### [EXERCISE BRIEF]
Each line that includes "screenshot" counts once; give the total and nothing besides.

### [Stored data]
• • • •
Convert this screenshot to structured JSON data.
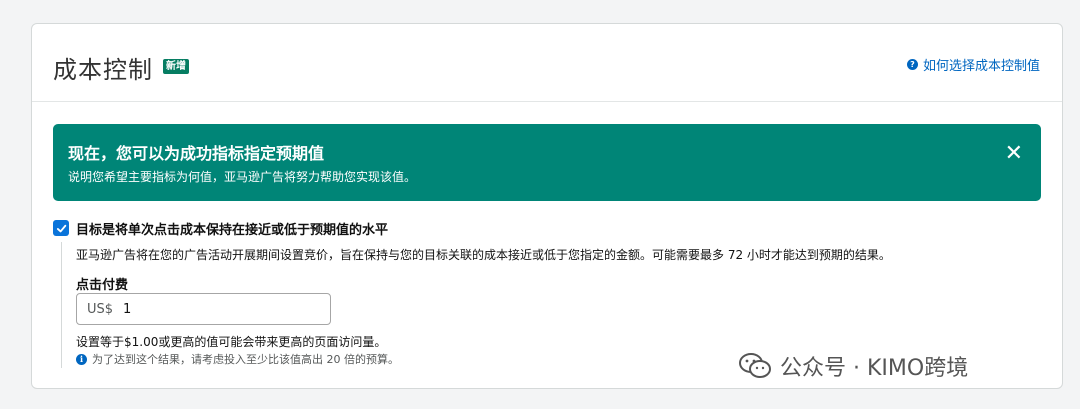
{
  "card": {
    "title": "成本控制",
    "badge": "新增",
    "help_link": "如何选择成本控制值"
  },
  "banner": {
    "title": "现在，您可以为成功指标指定预期值",
    "text": "说明您希望主要指标为何值，亚马逊广告将努力帮助您实现该值。",
    "close_icon": "close-icon"
  },
  "goal": {
    "checked": true,
    "label": "目标是将单次点击成本保持在接近或低于预期值的水平",
    "description": "亚马逊广告将在您的广告活动开展期间设置竞价，旨在保持与您的目标关联的成本接近或低于您指定的金额。可能需要最多 72 小时才能达到预期的结果。"
  },
  "cpc": {
    "label": "点击付费",
    "prefix": "US$",
    "value": "1",
    "hint": "设置等于$1.00或更高的值可能会带来更高的页面访问量。",
    "tip": "为了达到这个结果，请考虑投入至少比该值高出 20 倍的预算。"
  },
  "watermark": {
    "text": "公众号 · KIMO跨境"
  },
  "colors": {
    "banner_bg": "#008577",
    "badge_bg": "#067d62",
    "link": "#0066c0",
    "checkbox": "#0a74da"
  }
}
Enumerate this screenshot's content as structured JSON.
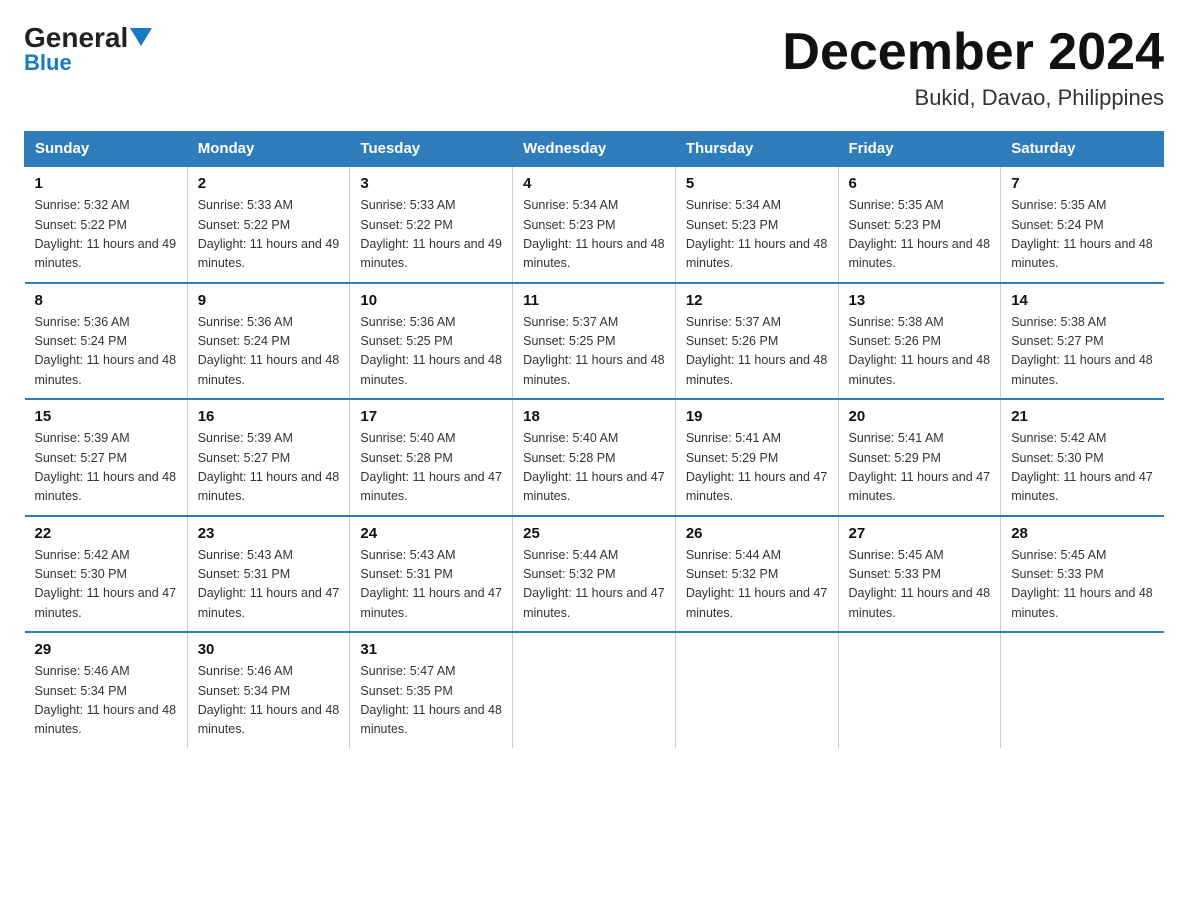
{
  "header": {
    "logo_main": "General",
    "logo_sub": "Blue",
    "month_title": "December 2024",
    "location": "Bukid, Davao, Philippines"
  },
  "days_of_week": [
    "Sunday",
    "Monday",
    "Tuesday",
    "Wednesday",
    "Thursday",
    "Friday",
    "Saturday"
  ],
  "weeks": [
    [
      {
        "day": "1",
        "sunrise": "Sunrise: 5:32 AM",
        "sunset": "Sunset: 5:22 PM",
        "daylight": "Daylight: 11 hours and 49 minutes."
      },
      {
        "day": "2",
        "sunrise": "Sunrise: 5:33 AM",
        "sunset": "Sunset: 5:22 PM",
        "daylight": "Daylight: 11 hours and 49 minutes."
      },
      {
        "day": "3",
        "sunrise": "Sunrise: 5:33 AM",
        "sunset": "Sunset: 5:22 PM",
        "daylight": "Daylight: 11 hours and 49 minutes."
      },
      {
        "day": "4",
        "sunrise": "Sunrise: 5:34 AM",
        "sunset": "Sunset: 5:23 PM",
        "daylight": "Daylight: 11 hours and 48 minutes."
      },
      {
        "day": "5",
        "sunrise": "Sunrise: 5:34 AM",
        "sunset": "Sunset: 5:23 PM",
        "daylight": "Daylight: 11 hours and 48 minutes."
      },
      {
        "day": "6",
        "sunrise": "Sunrise: 5:35 AM",
        "sunset": "Sunset: 5:23 PM",
        "daylight": "Daylight: 11 hours and 48 minutes."
      },
      {
        "day": "7",
        "sunrise": "Sunrise: 5:35 AM",
        "sunset": "Sunset: 5:24 PM",
        "daylight": "Daylight: 11 hours and 48 minutes."
      }
    ],
    [
      {
        "day": "8",
        "sunrise": "Sunrise: 5:36 AM",
        "sunset": "Sunset: 5:24 PM",
        "daylight": "Daylight: 11 hours and 48 minutes."
      },
      {
        "day": "9",
        "sunrise": "Sunrise: 5:36 AM",
        "sunset": "Sunset: 5:24 PM",
        "daylight": "Daylight: 11 hours and 48 minutes."
      },
      {
        "day": "10",
        "sunrise": "Sunrise: 5:36 AM",
        "sunset": "Sunset: 5:25 PM",
        "daylight": "Daylight: 11 hours and 48 minutes."
      },
      {
        "day": "11",
        "sunrise": "Sunrise: 5:37 AM",
        "sunset": "Sunset: 5:25 PM",
        "daylight": "Daylight: 11 hours and 48 minutes."
      },
      {
        "day": "12",
        "sunrise": "Sunrise: 5:37 AM",
        "sunset": "Sunset: 5:26 PM",
        "daylight": "Daylight: 11 hours and 48 minutes."
      },
      {
        "day": "13",
        "sunrise": "Sunrise: 5:38 AM",
        "sunset": "Sunset: 5:26 PM",
        "daylight": "Daylight: 11 hours and 48 minutes."
      },
      {
        "day": "14",
        "sunrise": "Sunrise: 5:38 AM",
        "sunset": "Sunset: 5:27 PM",
        "daylight": "Daylight: 11 hours and 48 minutes."
      }
    ],
    [
      {
        "day": "15",
        "sunrise": "Sunrise: 5:39 AM",
        "sunset": "Sunset: 5:27 PM",
        "daylight": "Daylight: 11 hours and 48 minutes."
      },
      {
        "day": "16",
        "sunrise": "Sunrise: 5:39 AM",
        "sunset": "Sunset: 5:27 PM",
        "daylight": "Daylight: 11 hours and 48 minutes."
      },
      {
        "day": "17",
        "sunrise": "Sunrise: 5:40 AM",
        "sunset": "Sunset: 5:28 PM",
        "daylight": "Daylight: 11 hours and 47 minutes."
      },
      {
        "day": "18",
        "sunrise": "Sunrise: 5:40 AM",
        "sunset": "Sunset: 5:28 PM",
        "daylight": "Daylight: 11 hours and 47 minutes."
      },
      {
        "day": "19",
        "sunrise": "Sunrise: 5:41 AM",
        "sunset": "Sunset: 5:29 PM",
        "daylight": "Daylight: 11 hours and 47 minutes."
      },
      {
        "day": "20",
        "sunrise": "Sunrise: 5:41 AM",
        "sunset": "Sunset: 5:29 PM",
        "daylight": "Daylight: 11 hours and 47 minutes."
      },
      {
        "day": "21",
        "sunrise": "Sunrise: 5:42 AM",
        "sunset": "Sunset: 5:30 PM",
        "daylight": "Daylight: 11 hours and 47 minutes."
      }
    ],
    [
      {
        "day": "22",
        "sunrise": "Sunrise: 5:42 AM",
        "sunset": "Sunset: 5:30 PM",
        "daylight": "Daylight: 11 hours and 47 minutes."
      },
      {
        "day": "23",
        "sunrise": "Sunrise: 5:43 AM",
        "sunset": "Sunset: 5:31 PM",
        "daylight": "Daylight: 11 hours and 47 minutes."
      },
      {
        "day": "24",
        "sunrise": "Sunrise: 5:43 AM",
        "sunset": "Sunset: 5:31 PM",
        "daylight": "Daylight: 11 hours and 47 minutes."
      },
      {
        "day": "25",
        "sunrise": "Sunrise: 5:44 AM",
        "sunset": "Sunset: 5:32 PM",
        "daylight": "Daylight: 11 hours and 47 minutes."
      },
      {
        "day": "26",
        "sunrise": "Sunrise: 5:44 AM",
        "sunset": "Sunset: 5:32 PM",
        "daylight": "Daylight: 11 hours and 47 minutes."
      },
      {
        "day": "27",
        "sunrise": "Sunrise: 5:45 AM",
        "sunset": "Sunset: 5:33 PM",
        "daylight": "Daylight: 11 hours and 48 minutes."
      },
      {
        "day": "28",
        "sunrise": "Sunrise: 5:45 AM",
        "sunset": "Sunset: 5:33 PM",
        "daylight": "Daylight: 11 hours and 48 minutes."
      }
    ],
    [
      {
        "day": "29",
        "sunrise": "Sunrise: 5:46 AM",
        "sunset": "Sunset: 5:34 PM",
        "daylight": "Daylight: 11 hours and 48 minutes."
      },
      {
        "day": "30",
        "sunrise": "Sunrise: 5:46 AM",
        "sunset": "Sunset: 5:34 PM",
        "daylight": "Daylight: 11 hours and 48 minutes."
      },
      {
        "day": "31",
        "sunrise": "Sunrise: 5:47 AM",
        "sunset": "Sunset: 5:35 PM",
        "daylight": "Daylight: 11 hours and 48 minutes."
      },
      {
        "day": "",
        "sunrise": "",
        "sunset": "",
        "daylight": ""
      },
      {
        "day": "",
        "sunrise": "",
        "sunset": "",
        "daylight": ""
      },
      {
        "day": "",
        "sunrise": "",
        "sunset": "",
        "daylight": ""
      },
      {
        "day": "",
        "sunrise": "",
        "sunset": "",
        "daylight": ""
      }
    ]
  ]
}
• • • •
### [EXERCISE SOLUTION]
2